PROMPT:
Track down every line below that holds "Core" and copy it.

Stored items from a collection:
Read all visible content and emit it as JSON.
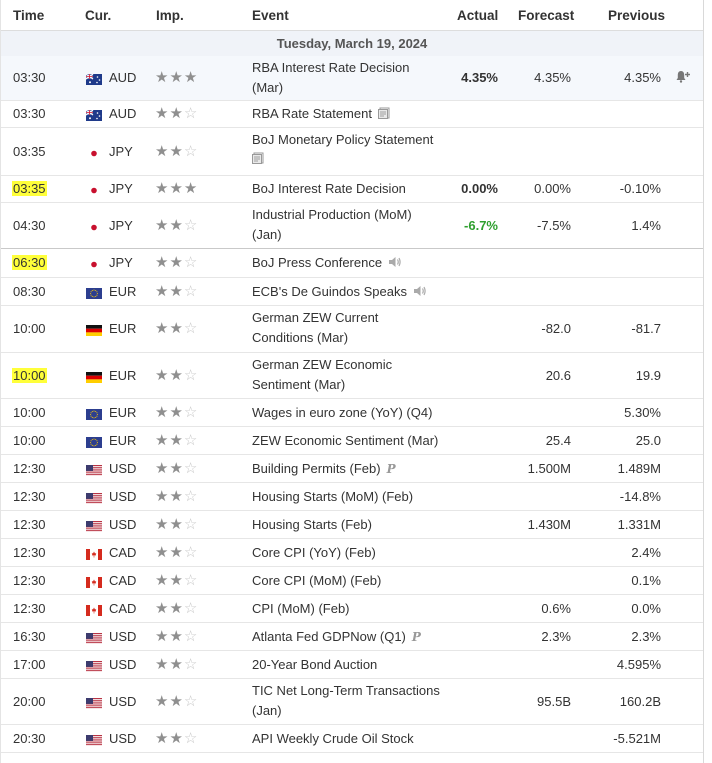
{
  "header": {
    "time": "Time",
    "cur": "Cur.",
    "imp": "Imp.",
    "event": "Event",
    "actual": "Actual",
    "forecast": "Forecast",
    "previous": "Previous"
  },
  "date_label": "Tuesday, March 19, 2024",
  "colors": {
    "highlight": "#ffff3a",
    "actual_green": "#2e9f2e",
    "date_bar": "#f0f3f8"
  },
  "rows": [
    {
      "time": "03:30",
      "cur": "AUD",
      "flag": "au-flag",
      "imp": 3,
      "event_line1": "RBA Interest Rate Decision",
      "event_line2": "(Mar)",
      "actual": "4.35%",
      "forecast": "4.35%",
      "previous": "4.35%"
    },
    {
      "time": "03:30",
      "cur": "AUD",
      "flag": "au-flag",
      "imp": 2,
      "event_line1": "RBA Rate Statement",
      "event_line2": "",
      "actual": "",
      "forecast": "",
      "previous": ""
    },
    {
      "time": "03:35",
      "cur": "JPY",
      "flag": "jp-flag",
      "imp": 2,
      "event_line1": "BoJ Monetary Policy Statement",
      "event_line2": "",
      "actual": "",
      "forecast": "",
      "previous": ""
    },
    {
      "time": "03:35",
      "cur": "JPY",
      "flag": "jp-flag",
      "imp": 3,
      "event_line1": "BoJ Interest Rate Decision",
      "event_line2": "",
      "actual": "0.00%",
      "forecast": "0.00%",
      "previous": "-0.10%"
    },
    {
      "time": "04:30",
      "cur": "JPY",
      "flag": "jp-flag",
      "imp": 2,
      "event_line1": "Industrial Production (MoM)",
      "event_line2": "(Jan)",
      "actual": "-6.7%",
      "forecast": "-7.5%",
      "previous": "1.4%"
    },
    {
      "time": "06:30",
      "cur": "JPY",
      "flag": "jp-flag",
      "imp": 2,
      "event_line1": "BoJ Press Conference",
      "event_line2": "",
      "actual": "",
      "forecast": "",
      "previous": ""
    },
    {
      "time": "08:30",
      "cur": "EUR",
      "flag": "eu-flag",
      "imp": 2,
      "event_line1": "ECB's De Guindos Speaks",
      "event_line2": "",
      "actual": "",
      "forecast": "",
      "previous": ""
    },
    {
      "time": "10:00",
      "cur": "EUR",
      "flag": "de-flag",
      "imp": 2,
      "event_line1": "German ZEW Current",
      "event_line2": "Conditions (Mar)",
      "actual": "",
      "forecast": "-82.0",
      "previous": "-81.7"
    },
    {
      "time": "10:00",
      "cur": "EUR",
      "flag": "de-flag",
      "imp": 2,
      "event_line1": "German ZEW Economic",
      "event_line2": "Sentiment (Mar)",
      "actual": "",
      "forecast": "20.6",
      "previous": "19.9"
    },
    {
      "time": "10:00",
      "cur": "EUR",
      "flag": "eu-flag",
      "imp": 2,
      "event_line1": "Wages in euro zone (YoY) (Q4)",
      "event_line2": "",
      "actual": "",
      "forecast": "",
      "previous": "5.30%"
    },
    {
      "time": "10:00",
      "cur": "EUR",
      "flag": "eu-flag",
      "imp": 2,
      "event_line1": "ZEW Economic Sentiment (Mar)",
      "event_line2": "",
      "actual": "",
      "forecast": "25.4",
      "previous": "25.0"
    },
    {
      "time": "12:30",
      "cur": "USD",
      "flag": "us-flag",
      "imp": 2,
      "event_line1": "Building Permits (Feb)",
      "event_line2": "",
      "actual": "",
      "forecast": "1.500M",
      "previous": "1.489M"
    },
    {
      "time": "12:30",
      "cur": "USD",
      "flag": "us-flag",
      "imp": 2,
      "event_line1": "Housing Starts (MoM) (Feb)",
      "event_line2": "",
      "actual": "",
      "forecast": "",
      "previous": "-14.8%"
    },
    {
      "time": "12:30",
      "cur": "USD",
      "flag": "us-flag",
      "imp": 2,
      "event_line1": "Housing Starts (Feb)",
      "event_line2": "",
      "actual": "",
      "forecast": "1.430M",
      "previous": "1.331M"
    },
    {
      "time": "12:30",
      "cur": "CAD",
      "flag": "ca-flag",
      "imp": 2,
      "event_line1": "Core CPI (YoY) (Feb)",
      "event_line2": "",
      "actual": "",
      "forecast": "",
      "previous": "2.4%"
    },
    {
      "time": "12:30",
      "cur": "CAD",
      "flag": "ca-flag",
      "imp": 2,
      "event_line1": "Core CPI (MoM) (Feb)",
      "event_line2": "",
      "actual": "",
      "forecast": "",
      "previous": "0.1%"
    },
    {
      "time": "12:30",
      "cur": "CAD",
      "flag": "ca-flag",
      "imp": 2,
      "event_line1": "CPI (MoM) (Feb)",
      "event_line2": "",
      "actual": "",
      "forecast": "0.6%",
      "previous": "0.0%"
    },
    {
      "time": "16:30",
      "cur": "USD",
      "flag": "us-flag",
      "imp": 2,
      "event_line1": "Atlanta Fed GDPNow (Q1)",
      "event_line2": "",
      "actual": "",
      "forecast": "2.3%",
      "previous": "2.3%"
    },
    {
      "time": "17:00",
      "cur": "USD",
      "flag": "us-flag",
      "imp": 2,
      "event_line1": "20-Year Bond Auction",
      "event_line2": "",
      "actual": "",
      "forecast": "",
      "previous": "4.595%"
    },
    {
      "time": "20:00",
      "cur": "USD",
      "flag": "us-flag",
      "imp": 2,
      "event_line1": "TIC Net Long-Term Transactions",
      "event_line2": "(Jan)",
      "actual": "",
      "forecast": "95.5B",
      "previous": "160.2B"
    },
    {
      "time": "20:30",
      "cur": "USD",
      "flag": "us-flag",
      "imp": 2,
      "event_line1": "API Weekly Crude Oil Stock",
      "event_line2": "",
      "actual": "",
      "forecast": "",
      "previous": "-5.521M"
    }
  ]
}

WORKED SOLUTION:
      "event_line1": "Core CPI (YoY) (Feb)",
      "event_line1": "Core CPI (MoM) (Feb)",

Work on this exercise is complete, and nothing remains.